Problem description: Substitute "Joblessness" for "Unemployment" everywhere in the data and rewrite it with everything else unchanged. Omit the pictures from your answer.
··········
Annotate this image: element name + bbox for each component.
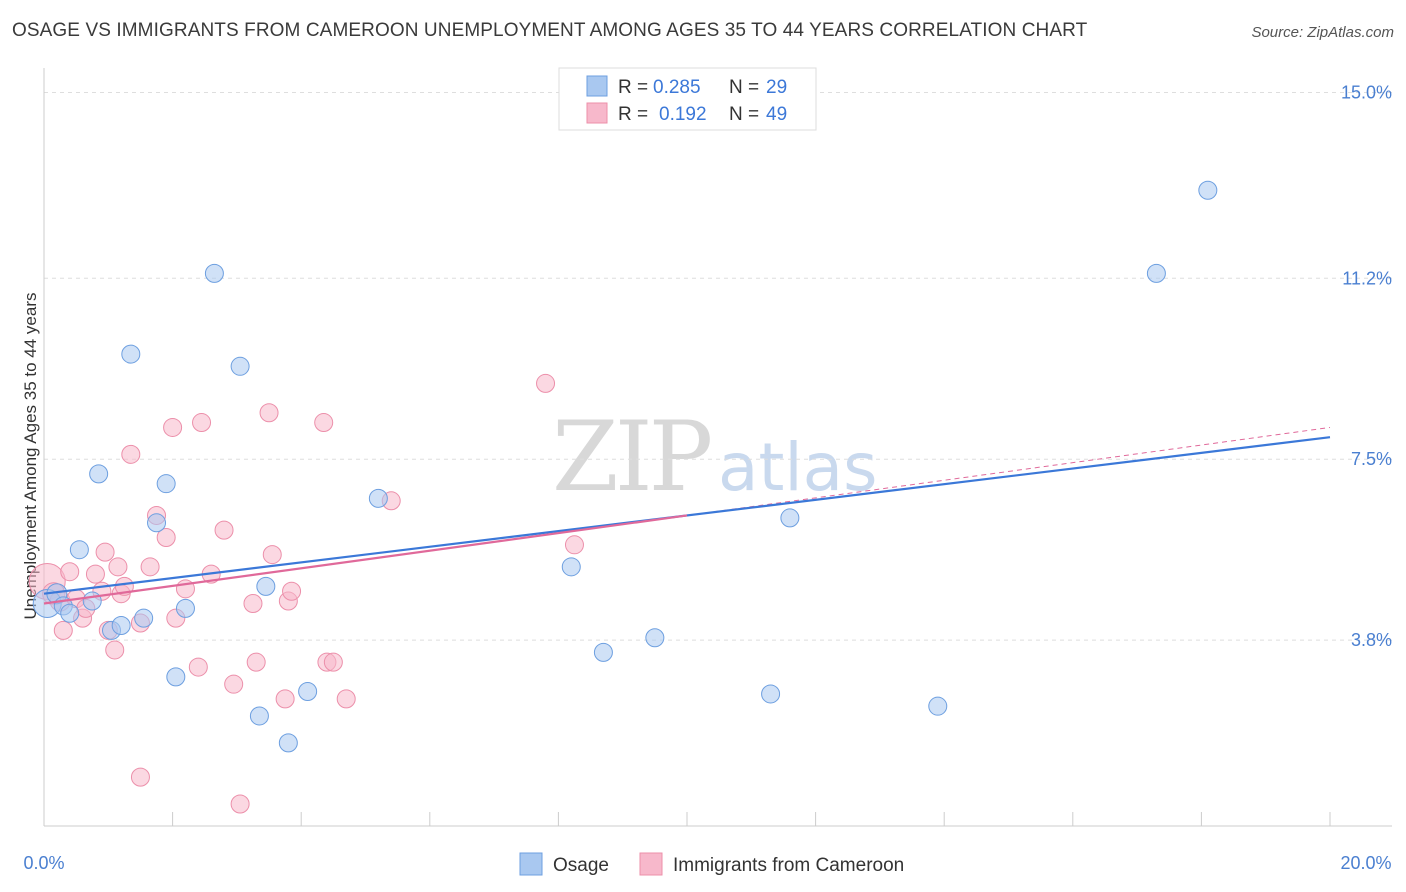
point-cameroon-18 [130, 767, 150, 787]
legend: R = 0.285 N = 29 R = 0.192 N = 49 [558, 67, 817, 131]
bottom-legend-label-cameroon: Immigrants from Cameroon [673, 855, 904, 876]
trend-line-osage [43, 436, 1331, 595]
point-cameroon-44 [564, 535, 584, 555]
point-osage-23 [593, 642, 613, 662]
y-tick-label-3: 15.0% [1341, 82, 1392, 102]
point-osage-10 [134, 608, 154, 628]
point-osage-20 [298, 682, 318, 702]
trend-line-cameroon-dashed [686, 426, 1331, 516]
point-osage-28 [1146, 263, 1166, 283]
point-osage-11 [147, 513, 167, 533]
point-osage-19 [278, 733, 298, 753]
point-cameroon-35 [275, 689, 295, 709]
trend-line-cameroon [43, 514, 688, 605]
point-cameroon-21 [156, 527, 176, 547]
point-cameroon-12 [105, 640, 125, 660]
point-osage-12 [156, 474, 176, 494]
y-tick-label-0: 3.8% [1351, 630, 1392, 650]
point-cameroon-4 [60, 562, 80, 582]
data-points [28, 180, 1218, 814]
bottom-legend-swatch-cameroon [639, 852, 663, 876]
x-tick-label-left: 0.0% [23, 853, 64, 873]
point-cameroon-19 [140, 557, 160, 577]
bottom-legend: Osage Immigrants from Cameroon [519, 852, 904, 876]
point-osage-5 [82, 591, 102, 611]
point-cameroon-34 [262, 545, 282, 565]
x-tick-label-right: 20.0% [1340, 853, 1391, 873]
trend-lines [43, 426, 1331, 605]
point-cameroon-10 [95, 542, 115, 562]
point-osage-21 [368, 488, 388, 508]
point-osage-16 [230, 356, 250, 376]
point-osage-17 [249, 706, 269, 726]
point-osage-3 [60, 603, 80, 623]
point-cameroon-41 [336, 689, 356, 709]
point-cameroon-8 [85, 564, 105, 584]
legend-n-label-osage: N = [729, 77, 759, 98]
legend-r-value-cameroon: 0.192 [659, 104, 707, 125]
y-axis-label: Unemployment Among Ages 35 to 44 years [21, 293, 40, 620]
point-cameroon-22 [163, 417, 183, 437]
point-cameroon-32 [246, 652, 266, 672]
point-osage-22 [561, 557, 581, 577]
point-cameroon-3 [53, 620, 73, 640]
point-osage-9 [121, 344, 141, 364]
point-osage-29 [1198, 180, 1218, 200]
point-cameroon-43 [536, 373, 556, 393]
point-osage-24 [645, 628, 665, 648]
watermark-zip: ZIP [552, 401, 711, 513]
legend-r-label-osage: R = [618, 77, 648, 98]
point-osage-6 [89, 464, 109, 484]
chart-title: OSAGE VS IMMIGRANTS FROM CAMEROON UNEMPL… [12, 20, 1088, 41]
point-cameroon-30 [230, 794, 250, 814]
legend-swatch-osage [586, 75, 608, 97]
legend-n-value-cameroon: 49 [766, 104, 787, 125]
point-cameroon-40 [323, 652, 343, 672]
point-cameroon-33 [259, 403, 279, 423]
point-osage-14 [175, 598, 195, 618]
legend-r-value-osage: 0.285 [653, 77, 701, 98]
legend-n-value-osage: 29 [766, 77, 787, 98]
point-osage-13 [166, 667, 186, 687]
point-cameroon-37 [282, 581, 302, 601]
bottom-legend-swatch-osage [519, 852, 543, 876]
point-cameroon-28 [214, 520, 234, 540]
point-osage-8 [111, 615, 131, 635]
point-osage-27 [928, 696, 948, 716]
point-osage-25 [761, 684, 781, 704]
legend-n-label-cameroon: N = [729, 104, 759, 125]
point-cameroon-31 [243, 593, 263, 613]
point-osage-26 [780, 508, 800, 528]
x-ticks [43, 812, 1331, 826]
point-osage-4 [69, 540, 89, 560]
point-cameroon-16 [121, 444, 141, 464]
source-credit: Source: ZipAtlas.com [1251, 24, 1394, 41]
point-cameroon-26 [192, 413, 212, 433]
legend-swatch-cameroon [586, 102, 608, 124]
y-tick-label-2: 11.2% [1342, 268, 1392, 288]
point-cameroon-38 [314, 413, 334, 433]
bottom-legend-label-osage: Osage [553, 855, 609, 876]
point-cameroon-13 [108, 557, 128, 577]
point-cameroon-25 [188, 657, 208, 677]
legend-r-label-cameroon: R = [618, 104, 648, 125]
point-osage-18 [256, 576, 276, 596]
axes [43, 68, 1392, 827]
point-cameroon-29 [224, 674, 244, 694]
point-osage-15 [204, 263, 224, 283]
y-tick-label-1: 7.5% [1351, 449, 1392, 469]
y-tick-labels: 3.8% 7.5% 11.2% 15.0% [1341, 82, 1392, 650]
··········
Answer for the task:
Annotate this image: element name + bbox for each component.
point-cameroon-18 [130, 767, 150, 787]
legend: R = 0.285 N = 29 R = 0.192 N = 49 [558, 67, 817, 131]
bottom-legend-label-cameroon: Immigrants from Cameroon [673, 855, 904, 876]
trend-line-osage [43, 436, 1331, 595]
point-cameroon-44 [564, 535, 584, 555]
point-osage-23 [593, 642, 613, 662]
y-tick-label-3: 15.0% [1341, 82, 1392, 102]
point-osage-10 [134, 608, 154, 628]
point-osage-20 [298, 682, 318, 702]
trend-line-cameroon-dashed [686, 426, 1331, 516]
point-osage-28 [1146, 263, 1166, 283]
point-osage-11 [147, 513, 167, 533]
point-osage-19 [278, 733, 298, 753]
point-cameroon-35 [275, 689, 295, 709]
trend-line-cameroon [43, 514, 688, 605]
point-cameroon-21 [156, 527, 176, 547]
point-cameroon-12 [105, 640, 125, 660]
point-osage-12 [156, 474, 176, 494]
y-tick-label-0: 3.8% [1351, 630, 1392, 650]
point-cameroon-4 [60, 562, 80, 582]
data-points [28, 180, 1218, 814]
bottom-legend-swatch-cameroon [639, 852, 663, 876]
x-tick-label-left: 0.0% [23, 853, 64, 873]
point-cameroon-19 [140, 557, 160, 577]
bottom-legend: Osage Immigrants from Cameroon [519, 852, 904, 876]
point-osage-5 [82, 591, 102, 611]
point-cameroon-34 [262, 545, 282, 565]
x-tick-label-right: 20.0% [1340, 853, 1391, 873]
trend-lines [43, 426, 1331, 605]
point-cameroon-10 [95, 542, 115, 562]
point-osage-21 [368, 488, 388, 508]
point-osage-16 [230, 356, 250, 376]
point-osage-17 [249, 706, 269, 726]
point-osage-3 [60, 603, 80, 623]
point-cameroon-41 [336, 689, 356, 709]
point-cameroon-8 [85, 564, 105, 584]
legend-n-label-osage: N = [729, 77, 759, 98]
legend-r-value-cameroon: 0.192 [659, 104, 707, 125]
y-axis-label: Joblessness Among Ages 35 to 44 years [21, 293, 40, 620]
point-cameroon-22 [163, 417, 183, 437]
point-cameroon-32 [246, 652, 266, 672]
point-osage-22 [561, 557, 581, 577]
point-cameroon-3 [53, 620, 73, 640]
point-osage-9 [121, 344, 141, 364]
point-osage-29 [1198, 180, 1218, 200]
point-cameroon-43 [536, 373, 556, 393]
point-osage-24 [645, 628, 665, 648]
watermark-zip: ZIP [552, 401, 711, 513]
legend-r-label-osage: R = [618, 77, 648, 98]
point-osage-6 [89, 464, 109, 484]
chart-title: OSAGE VS IMMIGRANTS FROM CAMEROON UNEMPL… [12, 20, 1088, 41]
point-cameroon-30 [230, 794, 250, 814]
legend-swatch-osage [586, 75, 608, 97]
legend-n-value-cameroon: 49 [766, 104, 787, 125]
point-cameroon-40 [323, 652, 343, 672]
point-cameroon-33 [259, 403, 279, 423]
point-osage-14 [175, 598, 195, 618]
legend-r-value-osage: 0.285 [653, 77, 701, 98]
legend-n-value-osage: 29 [766, 77, 787, 98]
point-osage-13 [166, 667, 186, 687]
point-cameroon-37 [282, 581, 302, 601]
bottom-legend-swatch-osage [519, 852, 543, 876]
point-cameroon-28 [214, 520, 234, 540]
point-osage-8 [111, 615, 131, 635]
point-osage-27 [928, 696, 948, 716]
point-osage-25 [761, 684, 781, 704]
legend-n-label-cameroon: N = [729, 104, 759, 125]
point-cameroon-31 [243, 593, 263, 613]
point-osage-26 [780, 508, 800, 528]
x-ticks [43, 812, 1331, 826]
point-osage-4 [69, 540, 89, 560]
point-cameroon-16 [121, 444, 141, 464]
source-credit: Source: ZipAtlas.com [1251, 24, 1394, 41]
point-cameroon-26 [192, 413, 212, 433]
legend-swatch-cameroon [586, 102, 608, 124]
y-tick-label-2: 11.2% [1342, 268, 1392, 288]
point-cameroon-38 [314, 413, 334, 433]
bottom-legend-label-osage: Osage [553, 855, 609, 876]
point-cameroon-13 [108, 557, 128, 577]
point-cameroon-25 [188, 657, 208, 677]
legend-r-label-cameroon: R = [618, 104, 648, 125]
point-osage-18 [256, 576, 276, 596]
axes [43, 68, 1392, 827]
point-cameroon-29 [224, 674, 244, 694]
point-osage-15 [204, 263, 224, 283]
y-tick-label-1: 7.5% [1351, 449, 1392, 469]
y-tick-labels: 3.8% 7.5% 11.2% 15.0% [1341, 82, 1392, 650]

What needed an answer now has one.